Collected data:
--*--

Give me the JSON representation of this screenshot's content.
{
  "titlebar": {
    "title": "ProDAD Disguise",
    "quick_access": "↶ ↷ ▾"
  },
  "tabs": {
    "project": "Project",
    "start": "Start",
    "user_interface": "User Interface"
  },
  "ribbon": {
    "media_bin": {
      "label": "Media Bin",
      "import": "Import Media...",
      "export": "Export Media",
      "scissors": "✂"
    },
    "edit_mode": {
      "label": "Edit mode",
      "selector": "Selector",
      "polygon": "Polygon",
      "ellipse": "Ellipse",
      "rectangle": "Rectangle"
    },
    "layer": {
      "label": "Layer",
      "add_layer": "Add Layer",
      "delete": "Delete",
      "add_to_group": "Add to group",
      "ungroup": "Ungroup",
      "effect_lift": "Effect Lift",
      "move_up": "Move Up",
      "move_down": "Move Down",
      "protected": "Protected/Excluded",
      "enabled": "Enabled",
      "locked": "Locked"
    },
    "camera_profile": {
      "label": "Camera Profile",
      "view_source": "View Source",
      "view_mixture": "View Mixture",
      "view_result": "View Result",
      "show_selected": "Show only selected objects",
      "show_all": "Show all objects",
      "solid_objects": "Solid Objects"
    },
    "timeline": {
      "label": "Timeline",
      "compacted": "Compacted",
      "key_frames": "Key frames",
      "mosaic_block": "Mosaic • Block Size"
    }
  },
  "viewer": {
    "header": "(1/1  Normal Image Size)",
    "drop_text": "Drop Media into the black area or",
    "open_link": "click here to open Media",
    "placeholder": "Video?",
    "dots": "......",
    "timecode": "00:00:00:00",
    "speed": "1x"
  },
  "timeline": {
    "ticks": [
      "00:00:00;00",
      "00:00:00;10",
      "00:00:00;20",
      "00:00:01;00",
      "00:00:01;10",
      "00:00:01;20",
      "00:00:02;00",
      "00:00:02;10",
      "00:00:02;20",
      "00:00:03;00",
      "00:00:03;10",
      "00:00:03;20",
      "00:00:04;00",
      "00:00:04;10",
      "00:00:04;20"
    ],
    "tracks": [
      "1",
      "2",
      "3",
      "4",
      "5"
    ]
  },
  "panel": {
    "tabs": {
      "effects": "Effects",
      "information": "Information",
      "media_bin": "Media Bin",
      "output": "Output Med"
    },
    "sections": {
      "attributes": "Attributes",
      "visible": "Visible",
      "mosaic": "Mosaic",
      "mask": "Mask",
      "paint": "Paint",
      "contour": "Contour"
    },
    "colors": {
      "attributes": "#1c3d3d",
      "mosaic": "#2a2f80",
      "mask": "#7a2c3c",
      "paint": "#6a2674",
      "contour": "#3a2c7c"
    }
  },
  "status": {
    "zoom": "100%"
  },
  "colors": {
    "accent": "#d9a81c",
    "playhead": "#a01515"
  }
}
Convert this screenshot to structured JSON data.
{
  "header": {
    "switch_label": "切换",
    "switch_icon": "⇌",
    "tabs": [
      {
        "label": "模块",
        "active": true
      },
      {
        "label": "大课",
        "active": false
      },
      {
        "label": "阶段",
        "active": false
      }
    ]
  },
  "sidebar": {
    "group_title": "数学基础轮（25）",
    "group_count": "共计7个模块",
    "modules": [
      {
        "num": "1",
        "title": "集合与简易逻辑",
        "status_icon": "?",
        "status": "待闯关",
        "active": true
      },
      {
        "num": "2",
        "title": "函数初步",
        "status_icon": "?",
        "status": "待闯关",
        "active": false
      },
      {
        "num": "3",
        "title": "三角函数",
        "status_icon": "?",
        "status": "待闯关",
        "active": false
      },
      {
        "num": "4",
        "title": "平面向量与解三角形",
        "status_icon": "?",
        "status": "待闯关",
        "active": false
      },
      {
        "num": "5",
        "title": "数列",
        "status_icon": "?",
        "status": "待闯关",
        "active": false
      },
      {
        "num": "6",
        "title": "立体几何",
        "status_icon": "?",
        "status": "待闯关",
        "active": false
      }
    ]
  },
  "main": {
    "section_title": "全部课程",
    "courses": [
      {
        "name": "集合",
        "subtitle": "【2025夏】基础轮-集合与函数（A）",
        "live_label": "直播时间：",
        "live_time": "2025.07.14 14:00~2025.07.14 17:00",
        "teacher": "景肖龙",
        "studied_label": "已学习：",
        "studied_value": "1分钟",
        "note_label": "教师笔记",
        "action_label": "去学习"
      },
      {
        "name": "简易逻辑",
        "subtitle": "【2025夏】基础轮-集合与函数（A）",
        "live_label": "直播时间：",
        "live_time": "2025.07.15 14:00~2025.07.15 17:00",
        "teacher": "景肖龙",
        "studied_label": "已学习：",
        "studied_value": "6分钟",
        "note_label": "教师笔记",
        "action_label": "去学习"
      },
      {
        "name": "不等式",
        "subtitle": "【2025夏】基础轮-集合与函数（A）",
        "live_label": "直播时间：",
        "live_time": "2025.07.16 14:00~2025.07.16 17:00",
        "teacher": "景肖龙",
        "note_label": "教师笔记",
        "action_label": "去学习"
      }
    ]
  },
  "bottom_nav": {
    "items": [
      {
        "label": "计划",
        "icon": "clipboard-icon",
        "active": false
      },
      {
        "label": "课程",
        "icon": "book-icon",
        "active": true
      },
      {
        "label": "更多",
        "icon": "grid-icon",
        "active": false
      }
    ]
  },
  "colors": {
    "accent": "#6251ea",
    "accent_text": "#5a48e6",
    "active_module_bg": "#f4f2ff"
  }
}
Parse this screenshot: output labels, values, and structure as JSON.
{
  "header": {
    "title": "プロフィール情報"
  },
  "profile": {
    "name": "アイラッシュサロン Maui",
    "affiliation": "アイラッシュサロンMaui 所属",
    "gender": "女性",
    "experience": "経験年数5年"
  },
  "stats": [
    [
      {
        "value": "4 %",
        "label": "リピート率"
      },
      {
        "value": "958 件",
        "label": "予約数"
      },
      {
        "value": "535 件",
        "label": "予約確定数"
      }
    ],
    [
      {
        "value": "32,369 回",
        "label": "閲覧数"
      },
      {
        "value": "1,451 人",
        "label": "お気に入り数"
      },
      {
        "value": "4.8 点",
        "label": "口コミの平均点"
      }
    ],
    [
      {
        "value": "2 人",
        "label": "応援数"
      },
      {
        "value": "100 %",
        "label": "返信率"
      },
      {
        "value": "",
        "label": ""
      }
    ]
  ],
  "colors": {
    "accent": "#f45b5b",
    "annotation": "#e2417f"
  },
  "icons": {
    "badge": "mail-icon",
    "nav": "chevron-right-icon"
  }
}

--*--

Transcribe all the entries, keeping each one exactly as it is.

§ Final result:
Give me the JSON representation of this screenshot's content.
{
  "titlebar": {
    "title": "ProDAD Disguise",
    "quick_access": "↶ ↷ ▾"
  },
  "tabs": {
    "project": "Project",
    "start": "Start",
    "user_interface": "User Interface"
  },
  "ribbon": {
    "media_bin": {
      "label": "Media Bin",
      "import": "Import Media...",
      "export": "Export Media",
      "scissors": "✂"
    },
    "edit_mode": {
      "label": "Edit mode",
      "selector": "Selector",
      "polygon": "Polygon",
      "ellipse": "Ellipse",
      "rectangle": "Rectangle"
    },
    "layer": {
      "label": "Layer",
      "add_layer": "Add Layer",
      "delete": "Delete",
      "add_to_group": "Add to group",
      "ungroup": "Ungroup",
      "effect_lift": "Effect Lift",
      "move_up": "Move Up",
      "move_down": "Move Down",
      "protected": "Protected/Excluded",
      "enabled": "Enabled",
      "locked": "Locked"
    },
    "camera_profile": {
      "label": "Camera Profile",
      "view_source": "View Source",
      "view_mixture": "View Mixture",
      "view_result": "View Result",
      "show_selected": "Show only selected objects",
      "show_all": "Show all objects",
      "solid_objects": "Solid Objects"
    },
    "timeline": {
      "label": "Timeline",
      "compacted": "Compacted",
      "key_frames": "Key frames",
      "mosaic_block": "Mosaic • Block Size"
    }
  },
  "viewer": {
    "header": "(1/1  Normal Image Size)",
    "drop_text": "Drop Media into the black area or",
    "open_link": "click here to open Media",
    "placeholder": "Video?",
    "dots": "......",
    "timecode": "00:00:00:00",
    "speed": "1x"
  },
  "timeline": {
    "ticks": [
      "00:00:00;00",
      "00:00:00;10",
      "00:00:00;20",
      "00:00:01;00",
      "00:00:01;10",
      "00:00:01;20",
      "00:00:02;00",
      "00:00:02;10",
      "00:00:02;20",
      "00:00:03;00",
      "00:00:03;10",
      "00:00:03;20",
      "00:00:04;00",
      "00:00:04;10",
      "00:00:04;20"
    ],
    "tracks": [
      "1",
      "2",
      "3",
      "4",
      "5"
    ]
  },
  "panel": {
    "tabs": {
      "effects": "Effects",
      "information": "Information",
      "media_bin": "Media Bin",
      "output": "Output Med"
    },
    "sections": {
      "attributes": "Attributes",
      "visible": "Visible",
      "mosaic": "Mosaic",
      "mask": "Mask",
      "paint": "Paint",
      "contour": "Contour"
    },
    "colors": {
      "attributes": "#1c3d3d",
      "mosaic": "#2a2f80",
      "mask": "#7a2c3c",
      "paint": "#6a2674",
      "contour": "#3a2c7c"
    }
  },
  "status": {
    "zoom": "100%"
  },
  "colors": {
    "accent": "#d9a81c",
    "playhead": "#a01515"
  }
}
Convert this screenshot to structured JSON data.
{
  "header": {
    "switch_label": "切换",
    "switch_icon": "⇌",
    "tabs": [
      {
        "label": "模块",
        "active": true
      },
      {
        "label": "大课",
        "active": false
      },
      {
        "label": "阶段",
        "active": false
      }
    ]
  },
  "sidebar": {
    "group_title": "数学基础轮（25）",
    "group_count": "共计7个模块",
    "modules": [
      {
        "num": "1",
        "title": "集合与简易逻辑",
        "status_icon": "?",
        "status": "待闯关",
        "active": true
      },
      {
        "num": "2",
        "title": "函数初步",
        "status_icon": "?",
        "status": "待闯关",
        "active": false
      },
      {
        "num": "3",
        "title": "三角函数",
        "status_icon": "?",
        "status": "待闯关",
        "active": false
      },
      {
        "num": "4",
        "title": "平面向量与解三角形",
        "status_icon": "?",
        "status": "待闯关",
        "active": false
      },
      {
        "num": "5",
        "title": "数列",
        "status_icon": "?",
        "status": "待闯关",
        "active": false
      },
      {
        "num": "6",
        "title": "立体几何",
        "status_icon": "?",
        "status": "待闯关",
        "active": false
      }
    ]
  },
  "main": {
    "section_title": "全部课程",
    "courses": [
      {
        "name": "集合",
        "subtitle": "【2025夏】基础轮-集合与函数（A）",
        "live_label": "直播时间：",
        "live_time": "2025.07.14 14:00~2025.07.14 17:00",
        "teacher": "景肖龙",
        "studied_label": "已学习：",
        "studied_value": "1分钟",
        "note_label": "教师笔记",
        "action_label": "去学习"
      },
      {
        "name": "简易逻辑",
        "subtitle": "【2025夏】基础轮-集合与函数（A）",
        "live_label": "直播时间：",
        "live_time": "2025.07.15 14:00~2025.07.15 17:00",
        "teacher": "景肖龙",
        "studied_label": "已学习：",
        "studied_value": "6分钟",
        "note_label": "教师笔记",
        "action_label": "去学习"
      },
      {
        "name": "不等式",
        "subtitle": "【2025夏】基础轮-集合与函数（A）",
        "live_label": "直播时间：",
        "live_time": "2025.07.16 14:00~2025.07.16 17:00",
        "teacher": "景肖龙",
        "note_label": "教师笔记",
        "action_label": "去学习"
      }
    ]
  },
  "bottom_nav": {
    "items": [
      {
        "label": "计划",
        "icon": "clipboard-icon",
        "active": false
      },
      {
        "label": "课程",
        "icon": "book-icon",
        "active": true
      },
      {
        "label": "更多",
        "icon": "grid-icon",
        "active": false
      }
    ]
  },
  "colors": {
    "accent": "#6251ea",
    "accent_text": "#5a48e6",
    "active_module_bg": "#f4f2ff"
  }
}
Parse this screenshot: output labels, values, and structure as JSON.
{
  "header": {
    "title": "プロフィール情報"
  },
  "profile": {
    "name": "アイラッシュサロン Maui",
    "affiliation": "アイラッシュサロンMaui 所属",
    "gender": "女性",
    "experience": "経験年数5年"
  },
  "stats": [
    [
      {
        "value": "4 %",
        "label": "リピート率"
      },
      {
        "value": "958 件",
        "label": "予約数"
      },
      {
        "value": "535 件",
        "label": "予約確定数"
      }
    ],
    [
      {
        "value": "32,369 回",
        "label": "閲覧数"
      },
      {
        "value": "1,451 人",
        "label": "お気に入り数"
      },
      {
        "value": "4.8 点",
        "label": "口コミの平均点"
      }
    ],
    [
      {
        "value": "2 人",
        "label": "応援数"
      },
      {
        "value": "100 %",
        "label": "返信率"
      },
      {
        "value": "",
        "label": ""
      }
    ]
  ],
  "colors": {
    "accent": "#f45b5b",
    "annotation": "#e2417f"
  },
  "icons": {
    "badge": "mail-icon",
    "nav": "chevron-right-icon"
  }
}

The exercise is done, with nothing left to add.